— BEGIN INPUT MATERIAL —

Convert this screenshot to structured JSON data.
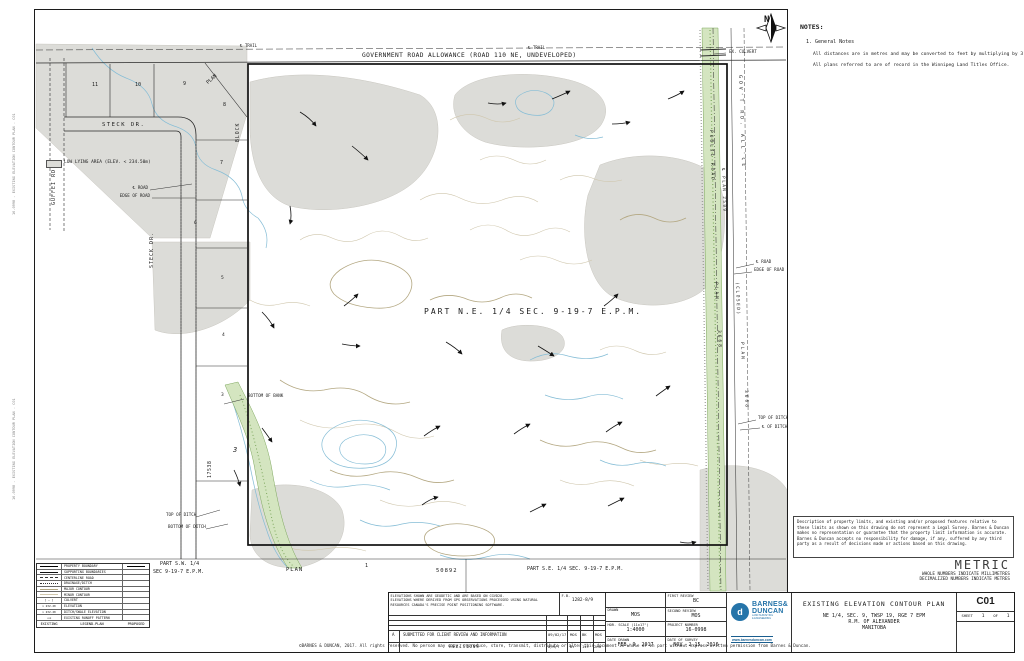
{
  "colors": {
    "contour_major": "#b3a781",
    "contour_minor": "#cfc6ac",
    "water": "#85bdd6",
    "vegetation_fill": "#d4e5c0",
    "vegetation_stroke": "#7da75d",
    "low_lying_fill": "#dcdcd8",
    "logo_blue": "#2574a9"
  },
  "side_stamp": "16-0998 - EXISTING ELEVATION CONTOUR PLAN - C01",
  "notes_panel": {
    "heading": "NOTES:",
    "item1": "1.  General Notes",
    "line1": "All distances are in metres and may be converted to feet by multiplying by 3.28084.",
    "line2": "All plans referred to are of record in the Winnipeg Land Titles Office."
  },
  "map": {
    "top": {
      "trail1": "℄ TRAIL",
      "trail2": "℄ TRAIL",
      "road_allowance": "GOVERNMENT ROAD ALLOWANCE (ROAD 110 NE, UNDEVELOPED)",
      "ex_culvert": "EX. CULVERT",
      "north": "N"
    },
    "subdivision": {
      "guffei_rd": "GUFFEI RD.",
      "steck_dr_h": "STECK DR.",
      "steck_dr_v": "STECK DR.",
      "plan_diag": "PLAN",
      "block": "BLOCK",
      "block_no": "3",
      "plan_17538": "17538",
      "lots_top": [
        "11",
        "10",
        "9",
        "8",
        "7"
      ],
      "lots_left": [
        "6",
        "5",
        "4",
        "3"
      ],
      "low_lying_label": "LOW LYING AREA (ELEV. < 234.50m)"
    },
    "callouts": {
      "cl_road_l": "℄ ROAD",
      "edge_of_road_l": "EDGE OF ROAD",
      "cl_road_r": "℄ ROAD",
      "edge_of_road_r": "EDGE OF ROAD",
      "bottom_of_bank": "BOTTOM OF BANK",
      "top_of_ditch_l": "TOP OF DITCH",
      "bottom_of_ditch_l": "BOTTOM OF DITCH",
      "top_of_ditch_r": "TOP OF DITCH",
      "cl_of_ditch_r": "℄ OF DITCH"
    },
    "parcel_label": "PART  N.E.  1/4  SEC.  9-19-7  E.P.M.",
    "corridor": {
      "public_road": "PUBLIC ROAD",
      "plan_2509": "℄ PLAN 2509",
      "govt_rd_allce": "GOV'T RD. ALL'CE",
      "closed": "(CLOSED)",
      "plan_a": "PLAN",
      "n3668_a": "3668",
      "plan_b": "PLAN",
      "n3668_b": "3668"
    },
    "bottom": {
      "part_sw1": "PART  S.W.  1/4",
      "part_sw2": "SEC  9-19-7  E.P.M.",
      "plan": "PLAN",
      "lot1": "1",
      "plan_no": "50892",
      "part_se": "PART  S.E.  1/4  SEC.  9-19-7  E.P.M."
    }
  },
  "disclaimer": "Description of property limits, and existing and/or proposed features relative to these limits as shown on this drawing do not represent a Legal Survey. Barnes & Duncan makes no representation or guarantee that the property limit information is accurate. Barnes & Duncan accepts no responsibility for damage, if any, suffered by any third party as a result of decisions made or actions based on this drawing.",
  "metric": {
    "title": "METRIC",
    "line1": "WHOLE NUMBERS INDICATE MILLIMETRES",
    "line2": "DECIMALIZED NUMBERS INDICATE METRES"
  },
  "legend": {
    "header": {
      "existing": "EXISTING",
      "title": "LEGEND-PLAN",
      "proposed": "PROPOSED"
    },
    "rows": [
      {
        "label": "PROPERTY BOUNDARY"
      },
      {
        "label": "SUPPORTING BOUNDARIES"
      },
      {
        "label": "CENTERLINE ROAD"
      },
      {
        "label": "DRAINAGE/DITCH"
      },
      {
        "label": "MAJOR CONTOUR"
      },
      {
        "label": "MINOR CONTOUR"
      },
      {
        "label": "CULVERT",
        "symbol_text": "[ — ]"
      },
      {
        "label": "ELEVATION",
        "symbol_text": "× 232.20"
      },
      {
        "label": "DITCH/SWALE ELEVATION",
        "symbol_text": "× 232.20"
      },
      {
        "label": "EXISTING RUNOFF PATTERN",
        "symbol_text": "⟿"
      }
    ]
  },
  "titleblock": {
    "notes_line1": "ELEVATIONS SHOWN ARE GEODETIC AND ARE BASED ON CGVD28.",
    "notes_line2": "ELEVATIONS WHERE DERIVED FROM GPS OBSERVATIONS PROCESSED USING NATURAL",
    "notes_line3": "RESOURCES CANADA'S PRECISE POINT POSITIONING SOFTWARE.",
    "fb_label": "F.B.",
    "fb_value": "1282-8/9",
    "revision": {
      "rev": "A",
      "desc": "SUBMITTED FOR CLIENT REVIEW AND INFORMATION",
      "date": "09/02/17",
      "by": "MOS",
      "first": "BK",
      "second": "MOS"
    },
    "revisions_footer": {
      "title": "REVISIONS",
      "date": "D/M/Y",
      "by": "BY",
      "first": "1st",
      "second": "2nd"
    },
    "drawn_label": "DRAWN",
    "drawn": "MOS",
    "scale_label": "HOR. SCALE (11x17\")",
    "scale": "1:4000",
    "date_drawn_label": "DATE DRAWN",
    "date_drawn": "FEB. 9, 2017",
    "first_review_label": "FIRST REVIEW",
    "first_review": "BC",
    "second_review_label": "SECOND REVIEW",
    "second_review": "MOS",
    "project_label": "PROJECT NUMBER",
    "project": "16-0998",
    "survey_label": "DATE OF SURVEY",
    "survey": "NOV. 2-15, 2016",
    "logo": {
      "name1": "BARNES&",
      "name2": "DUNCAN",
      "tag1": "LAND SURVEYING",
      "tag2": "& ENGINEERING",
      "url": "www.barnesduncan.com"
    },
    "title": "EXISTING ELEVATION CONTOUR PLAN",
    "subtitle1": "NE 1/4, SEC. 9, TWSP 19, RGE 7 EPM",
    "subtitle2": "R.M. OF ALEXANDER",
    "subtitle3": "MANITOBA",
    "sheet_number": "C01",
    "sheet_label": "SHEET",
    "sheet_page": "1",
    "sheet_of": "OF",
    "sheet_total": "1"
  },
  "copyright": "©BARNES & DUNCAN, 2017.  All rights reserved.  No person may copy, reproduce, store, transmit, distribute or alter this document in whole or in part without express written permission from Barnes & Duncan."
}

— END INPUT MATERIAL —

» EXERCISE INSTRUCTIONS: Transcribe the material exactly, keeping every word and none of the pictures.

» SOLUTION TO THE PROBLEM:
Convert this screenshot to structured JSON data.
{
  "colors": {
    "contour_major": "#b3a781",
    "contour_minor": "#cfc6ac",
    "water": "#85bdd6",
    "vegetation_fill": "#d4e5c0",
    "vegetation_stroke": "#7da75d",
    "low_lying_fill": "#dcdcd8",
    "logo_blue": "#2574a9"
  },
  "side_stamp": "16-0998 - EXISTING ELEVATION CONTOUR PLAN - C01",
  "notes_panel": {
    "heading": "NOTES:",
    "item1": "1.  General Notes",
    "line1": "All distances are in metres and may be converted to feet by multiplying by 3.28084.",
    "line2": "All plans referred to are of record in the Winnipeg Land Titles Office."
  },
  "map": {
    "top": {
      "trail1": "℄ TRAIL",
      "trail2": "℄ TRAIL",
      "road_allowance": "GOVERNMENT ROAD ALLOWANCE (ROAD 110 NE, UNDEVELOPED)",
      "ex_culvert": "EX. CULVERT",
      "north": "N"
    },
    "subdivision": {
      "guffei_rd": "GUFFEI RD.",
      "steck_dr_h": "STECK DR.",
      "steck_dr_v": "STECK DR.",
      "plan_diag": "PLAN",
      "block": "BLOCK",
      "block_no": "3",
      "plan_17538": "17538",
      "lots_top": [
        "11",
        "10",
        "9",
        "8",
        "7"
      ],
      "lots_left": [
        "6",
        "5",
        "4",
        "3"
      ],
      "low_lying_label": "LOW LYING AREA (ELEV. < 234.50m)"
    },
    "callouts": {
      "cl_road_l": "℄ ROAD",
      "edge_of_road_l": "EDGE OF ROAD",
      "cl_road_r": "℄ ROAD",
      "edge_of_road_r": "EDGE OF ROAD",
      "bottom_of_bank": "BOTTOM OF BANK",
      "top_of_ditch_l": "TOP OF DITCH",
      "bottom_of_ditch_l": "BOTTOM OF DITCH",
      "top_of_ditch_r": "TOP OF DITCH",
      "cl_of_ditch_r": "℄ OF DITCH"
    },
    "parcel_label": "PART  N.E.  1/4  SEC.  9-19-7  E.P.M.",
    "corridor": {
      "public_road": "PUBLIC ROAD",
      "plan_2509": "℄ PLAN 2509",
      "govt_rd_allce": "GOV'T RD. ALL'CE",
      "closed": "(CLOSED)",
      "plan_a": "PLAN",
      "n3668_a": "3668",
      "plan_b": "PLAN",
      "n3668_b": "3668"
    },
    "bottom": {
      "part_sw1": "PART  S.W.  1/4",
      "part_sw2": "SEC  9-19-7  E.P.M.",
      "plan": "PLAN",
      "lot1": "1",
      "plan_no": "50892",
      "part_se": "PART  S.E.  1/4  SEC.  9-19-7  E.P.M."
    }
  },
  "disclaimer": "Description of property limits, and existing and/or proposed features relative to these limits as shown on this drawing do not represent a Legal Survey. Barnes & Duncan makes no representation or guarantee that the property limit information is accurate. Barnes & Duncan accepts no responsibility for damage, if any, suffered by any third party as a result of decisions made or actions based on this drawing.",
  "metric": {
    "title": "METRIC",
    "line1": "WHOLE NUMBERS INDICATE MILLIMETRES",
    "line2": "DECIMALIZED NUMBERS INDICATE METRES"
  },
  "legend": {
    "header": {
      "existing": "EXISTING",
      "title": "LEGEND-PLAN",
      "proposed": "PROPOSED"
    },
    "rows": [
      {
        "label": "PROPERTY BOUNDARY"
      },
      {
        "label": "SUPPORTING BOUNDARIES"
      },
      {
        "label": "CENTERLINE ROAD"
      },
      {
        "label": "DRAINAGE/DITCH"
      },
      {
        "label": "MAJOR CONTOUR"
      },
      {
        "label": "MINOR CONTOUR"
      },
      {
        "label": "CULVERT",
        "symbol_text": "[ — ]"
      },
      {
        "label": "ELEVATION",
        "symbol_text": "× 232.20"
      },
      {
        "label": "DITCH/SWALE ELEVATION",
        "symbol_text": "× 232.20"
      },
      {
        "label": "EXISTING RUNOFF PATTERN",
        "symbol_text": "⟿"
      }
    ]
  },
  "titleblock": {
    "notes_line1": "ELEVATIONS SHOWN ARE GEODETIC AND ARE BASED ON CGVD28.",
    "notes_line2": "ELEVATIONS WHERE DERIVED FROM GPS OBSERVATIONS PROCESSED USING NATURAL",
    "notes_line3": "RESOURCES CANADA'S PRECISE POINT POSITIONING SOFTWARE.",
    "fb_label": "F.B.",
    "fb_value": "1282-8/9",
    "revision": {
      "rev": "A",
      "desc": "SUBMITTED FOR CLIENT REVIEW AND INFORMATION",
      "date": "09/02/17",
      "by": "MOS",
      "first": "BK",
      "second": "MOS"
    },
    "revisions_footer": {
      "title": "REVISIONS",
      "date": "D/M/Y",
      "by": "BY",
      "first": "1st",
      "second": "2nd"
    },
    "drawn_label": "DRAWN",
    "drawn": "MOS",
    "scale_label": "HOR. SCALE (11x17\")",
    "scale": "1:4000",
    "date_drawn_label": "DATE DRAWN",
    "date_drawn": "FEB. 9, 2017",
    "first_review_label": "FIRST REVIEW",
    "first_review": "BC",
    "second_review_label": "SECOND REVIEW",
    "second_review": "MOS",
    "project_label": "PROJECT NUMBER",
    "project": "16-0998",
    "survey_label": "DATE OF SURVEY",
    "survey": "NOV. 2-15, 2016",
    "logo": {
      "name1": "BARNES&",
      "name2": "DUNCAN",
      "tag1": "LAND SURVEYING",
      "tag2": "& ENGINEERING",
      "url": "www.barnesduncan.com"
    },
    "title": "EXISTING ELEVATION CONTOUR PLAN",
    "subtitle1": "NE 1/4, SEC. 9, TWSP 19, RGE 7 EPM",
    "subtitle2": "R.M. OF ALEXANDER",
    "subtitle3": "MANITOBA",
    "sheet_number": "C01",
    "sheet_label": "SHEET",
    "sheet_page": "1",
    "sheet_of": "OF",
    "sheet_total": "1"
  },
  "copyright": "©BARNES & DUNCAN, 2017.  All rights reserved.  No person may copy, reproduce, store, transmit, distribute or alter this document in whole or in part without express written permission from Barnes & Duncan."
}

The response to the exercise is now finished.